Search the records below for the word "equity". Pull out each line that has it.

::::::

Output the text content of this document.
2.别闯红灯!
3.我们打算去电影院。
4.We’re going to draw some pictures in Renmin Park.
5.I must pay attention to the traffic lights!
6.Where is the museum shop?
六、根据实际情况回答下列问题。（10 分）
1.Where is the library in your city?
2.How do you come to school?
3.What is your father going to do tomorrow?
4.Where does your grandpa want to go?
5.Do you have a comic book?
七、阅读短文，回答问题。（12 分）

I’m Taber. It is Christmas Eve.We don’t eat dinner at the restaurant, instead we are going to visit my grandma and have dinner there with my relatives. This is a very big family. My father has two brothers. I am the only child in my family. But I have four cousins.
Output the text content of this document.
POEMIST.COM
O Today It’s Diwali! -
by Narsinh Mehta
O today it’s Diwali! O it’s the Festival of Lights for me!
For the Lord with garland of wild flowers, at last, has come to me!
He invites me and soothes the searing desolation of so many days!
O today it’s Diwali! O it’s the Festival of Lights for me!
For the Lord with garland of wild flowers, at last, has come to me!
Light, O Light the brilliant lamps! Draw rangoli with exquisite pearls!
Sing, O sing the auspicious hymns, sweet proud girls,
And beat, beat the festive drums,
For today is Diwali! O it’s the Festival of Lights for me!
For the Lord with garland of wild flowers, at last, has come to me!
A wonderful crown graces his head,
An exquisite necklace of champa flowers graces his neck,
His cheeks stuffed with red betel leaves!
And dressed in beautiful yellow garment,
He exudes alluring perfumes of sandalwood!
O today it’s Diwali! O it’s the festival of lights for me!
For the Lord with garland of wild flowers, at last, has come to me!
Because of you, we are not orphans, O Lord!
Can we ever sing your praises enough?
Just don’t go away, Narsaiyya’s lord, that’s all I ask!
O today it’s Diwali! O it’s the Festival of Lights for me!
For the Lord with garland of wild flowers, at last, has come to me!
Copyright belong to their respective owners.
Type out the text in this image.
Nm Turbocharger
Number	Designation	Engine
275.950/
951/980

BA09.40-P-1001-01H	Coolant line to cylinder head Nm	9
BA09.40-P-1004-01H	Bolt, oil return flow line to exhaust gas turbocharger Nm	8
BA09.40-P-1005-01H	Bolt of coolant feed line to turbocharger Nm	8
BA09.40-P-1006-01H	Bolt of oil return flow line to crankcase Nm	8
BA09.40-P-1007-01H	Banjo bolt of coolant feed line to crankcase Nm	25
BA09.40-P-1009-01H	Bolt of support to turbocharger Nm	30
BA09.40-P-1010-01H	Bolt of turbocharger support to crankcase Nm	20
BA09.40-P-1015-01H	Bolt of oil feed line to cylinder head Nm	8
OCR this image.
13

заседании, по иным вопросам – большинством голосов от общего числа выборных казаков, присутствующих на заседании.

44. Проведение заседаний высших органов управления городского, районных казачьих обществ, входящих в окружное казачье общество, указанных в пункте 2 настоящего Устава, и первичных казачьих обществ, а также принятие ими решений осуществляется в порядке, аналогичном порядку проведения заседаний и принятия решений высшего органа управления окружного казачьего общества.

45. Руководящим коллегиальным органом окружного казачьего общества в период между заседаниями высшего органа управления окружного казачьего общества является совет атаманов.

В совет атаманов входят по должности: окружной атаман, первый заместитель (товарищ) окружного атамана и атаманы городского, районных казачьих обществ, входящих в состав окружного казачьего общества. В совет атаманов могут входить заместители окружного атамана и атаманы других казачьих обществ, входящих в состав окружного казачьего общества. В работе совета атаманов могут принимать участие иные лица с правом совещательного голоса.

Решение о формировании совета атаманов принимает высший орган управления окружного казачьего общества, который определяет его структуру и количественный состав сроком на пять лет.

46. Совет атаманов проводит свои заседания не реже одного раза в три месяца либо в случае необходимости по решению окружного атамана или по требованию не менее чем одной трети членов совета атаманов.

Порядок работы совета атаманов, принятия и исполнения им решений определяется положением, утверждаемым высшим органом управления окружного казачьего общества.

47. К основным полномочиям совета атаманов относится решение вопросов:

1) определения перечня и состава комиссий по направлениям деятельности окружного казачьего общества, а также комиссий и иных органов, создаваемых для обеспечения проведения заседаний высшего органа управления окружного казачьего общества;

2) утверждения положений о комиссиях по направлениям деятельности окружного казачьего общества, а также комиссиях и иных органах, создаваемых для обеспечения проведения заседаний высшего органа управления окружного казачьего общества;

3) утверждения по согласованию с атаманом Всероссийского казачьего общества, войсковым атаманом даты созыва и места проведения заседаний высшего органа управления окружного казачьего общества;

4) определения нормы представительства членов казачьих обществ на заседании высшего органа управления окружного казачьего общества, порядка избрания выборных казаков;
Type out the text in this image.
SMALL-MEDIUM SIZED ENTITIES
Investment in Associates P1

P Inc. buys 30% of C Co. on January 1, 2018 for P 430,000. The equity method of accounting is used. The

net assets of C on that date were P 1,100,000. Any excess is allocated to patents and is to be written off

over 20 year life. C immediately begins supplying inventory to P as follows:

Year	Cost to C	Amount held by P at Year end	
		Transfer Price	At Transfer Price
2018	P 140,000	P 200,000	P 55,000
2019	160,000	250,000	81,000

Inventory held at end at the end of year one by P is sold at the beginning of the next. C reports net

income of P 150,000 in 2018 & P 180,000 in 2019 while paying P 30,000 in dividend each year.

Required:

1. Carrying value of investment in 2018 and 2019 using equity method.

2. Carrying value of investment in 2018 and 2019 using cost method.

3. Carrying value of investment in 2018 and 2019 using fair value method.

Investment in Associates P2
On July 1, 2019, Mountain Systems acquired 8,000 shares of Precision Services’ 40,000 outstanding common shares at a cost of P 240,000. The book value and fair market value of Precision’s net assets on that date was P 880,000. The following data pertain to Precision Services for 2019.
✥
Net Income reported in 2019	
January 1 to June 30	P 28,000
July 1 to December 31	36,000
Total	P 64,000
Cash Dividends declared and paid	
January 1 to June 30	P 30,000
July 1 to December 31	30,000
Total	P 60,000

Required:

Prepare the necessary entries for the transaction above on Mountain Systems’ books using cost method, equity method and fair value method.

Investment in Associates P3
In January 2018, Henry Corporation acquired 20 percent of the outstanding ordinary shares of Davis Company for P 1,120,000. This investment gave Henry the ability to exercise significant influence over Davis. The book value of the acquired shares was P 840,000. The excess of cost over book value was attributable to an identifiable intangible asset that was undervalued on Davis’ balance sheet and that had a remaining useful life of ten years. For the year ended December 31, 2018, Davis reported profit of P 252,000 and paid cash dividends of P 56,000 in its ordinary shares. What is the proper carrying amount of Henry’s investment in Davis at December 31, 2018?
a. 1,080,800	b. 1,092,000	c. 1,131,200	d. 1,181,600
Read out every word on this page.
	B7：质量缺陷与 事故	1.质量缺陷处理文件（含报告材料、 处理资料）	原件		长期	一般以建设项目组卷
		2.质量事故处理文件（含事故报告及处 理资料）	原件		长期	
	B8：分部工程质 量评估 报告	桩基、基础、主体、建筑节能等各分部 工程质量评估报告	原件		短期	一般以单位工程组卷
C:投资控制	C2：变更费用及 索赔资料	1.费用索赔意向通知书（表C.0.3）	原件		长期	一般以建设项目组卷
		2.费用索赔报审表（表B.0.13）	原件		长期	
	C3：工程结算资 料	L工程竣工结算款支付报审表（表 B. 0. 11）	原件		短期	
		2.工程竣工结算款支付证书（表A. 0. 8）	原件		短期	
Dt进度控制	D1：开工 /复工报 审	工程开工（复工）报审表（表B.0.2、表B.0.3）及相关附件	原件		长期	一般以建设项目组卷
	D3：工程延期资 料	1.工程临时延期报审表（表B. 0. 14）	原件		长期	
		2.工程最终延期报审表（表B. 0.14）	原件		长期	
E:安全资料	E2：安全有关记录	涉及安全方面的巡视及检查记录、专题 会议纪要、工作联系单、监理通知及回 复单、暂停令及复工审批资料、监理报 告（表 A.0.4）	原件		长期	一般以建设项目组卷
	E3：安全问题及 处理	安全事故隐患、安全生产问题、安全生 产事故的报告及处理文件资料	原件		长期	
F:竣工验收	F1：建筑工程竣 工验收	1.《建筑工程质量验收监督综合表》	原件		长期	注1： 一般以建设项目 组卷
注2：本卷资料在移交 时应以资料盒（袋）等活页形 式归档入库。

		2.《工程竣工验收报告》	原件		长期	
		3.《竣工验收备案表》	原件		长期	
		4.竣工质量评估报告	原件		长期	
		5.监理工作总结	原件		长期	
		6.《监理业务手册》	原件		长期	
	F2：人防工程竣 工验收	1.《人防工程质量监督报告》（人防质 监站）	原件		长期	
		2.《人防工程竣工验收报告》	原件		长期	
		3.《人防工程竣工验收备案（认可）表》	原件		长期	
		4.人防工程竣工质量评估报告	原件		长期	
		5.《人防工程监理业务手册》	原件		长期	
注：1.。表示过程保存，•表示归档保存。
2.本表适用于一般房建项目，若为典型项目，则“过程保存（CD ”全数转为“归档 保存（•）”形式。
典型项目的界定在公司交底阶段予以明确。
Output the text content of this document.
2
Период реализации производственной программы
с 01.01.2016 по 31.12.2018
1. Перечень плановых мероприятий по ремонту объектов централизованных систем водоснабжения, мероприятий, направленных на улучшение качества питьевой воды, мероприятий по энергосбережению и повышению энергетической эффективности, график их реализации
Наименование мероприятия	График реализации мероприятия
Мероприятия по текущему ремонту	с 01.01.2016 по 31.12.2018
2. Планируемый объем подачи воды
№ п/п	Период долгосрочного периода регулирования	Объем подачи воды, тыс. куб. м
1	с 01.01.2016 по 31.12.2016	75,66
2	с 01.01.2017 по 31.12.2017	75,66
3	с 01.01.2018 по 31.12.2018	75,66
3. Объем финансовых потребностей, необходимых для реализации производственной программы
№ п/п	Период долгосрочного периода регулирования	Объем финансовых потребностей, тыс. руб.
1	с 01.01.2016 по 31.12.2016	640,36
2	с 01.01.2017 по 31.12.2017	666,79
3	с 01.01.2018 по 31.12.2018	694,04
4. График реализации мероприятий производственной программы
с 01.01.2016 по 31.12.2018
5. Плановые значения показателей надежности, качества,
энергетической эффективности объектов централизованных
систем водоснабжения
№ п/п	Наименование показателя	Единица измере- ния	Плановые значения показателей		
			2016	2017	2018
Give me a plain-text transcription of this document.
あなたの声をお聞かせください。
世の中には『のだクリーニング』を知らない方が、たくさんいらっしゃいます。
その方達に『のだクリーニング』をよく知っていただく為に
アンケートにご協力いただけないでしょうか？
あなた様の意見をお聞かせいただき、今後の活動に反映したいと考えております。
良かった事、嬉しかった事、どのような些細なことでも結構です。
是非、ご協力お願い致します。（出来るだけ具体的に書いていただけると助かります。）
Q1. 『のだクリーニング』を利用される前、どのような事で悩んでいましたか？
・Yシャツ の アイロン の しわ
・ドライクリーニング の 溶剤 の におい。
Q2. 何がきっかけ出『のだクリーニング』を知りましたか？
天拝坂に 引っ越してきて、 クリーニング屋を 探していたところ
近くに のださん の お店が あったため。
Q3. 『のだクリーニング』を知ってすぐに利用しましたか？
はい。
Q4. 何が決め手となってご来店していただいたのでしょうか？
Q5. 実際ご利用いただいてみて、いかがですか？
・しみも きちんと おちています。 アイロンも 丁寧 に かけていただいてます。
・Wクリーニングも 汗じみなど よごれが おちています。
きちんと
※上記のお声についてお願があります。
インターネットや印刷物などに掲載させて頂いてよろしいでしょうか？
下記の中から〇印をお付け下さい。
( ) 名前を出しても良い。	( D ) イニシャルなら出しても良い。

::::::

EXERCISE RESULT
P Inc. buys 30% of C Co. on January 1, 2018 for P 430,000. The equity method of accounting is used. The
1. Carrying value of investment in 2018 and 2019 using equity method.
Prepare the necessary entries for the transaction above on Mountain Systems’ books using cost method, equity method and fair value method.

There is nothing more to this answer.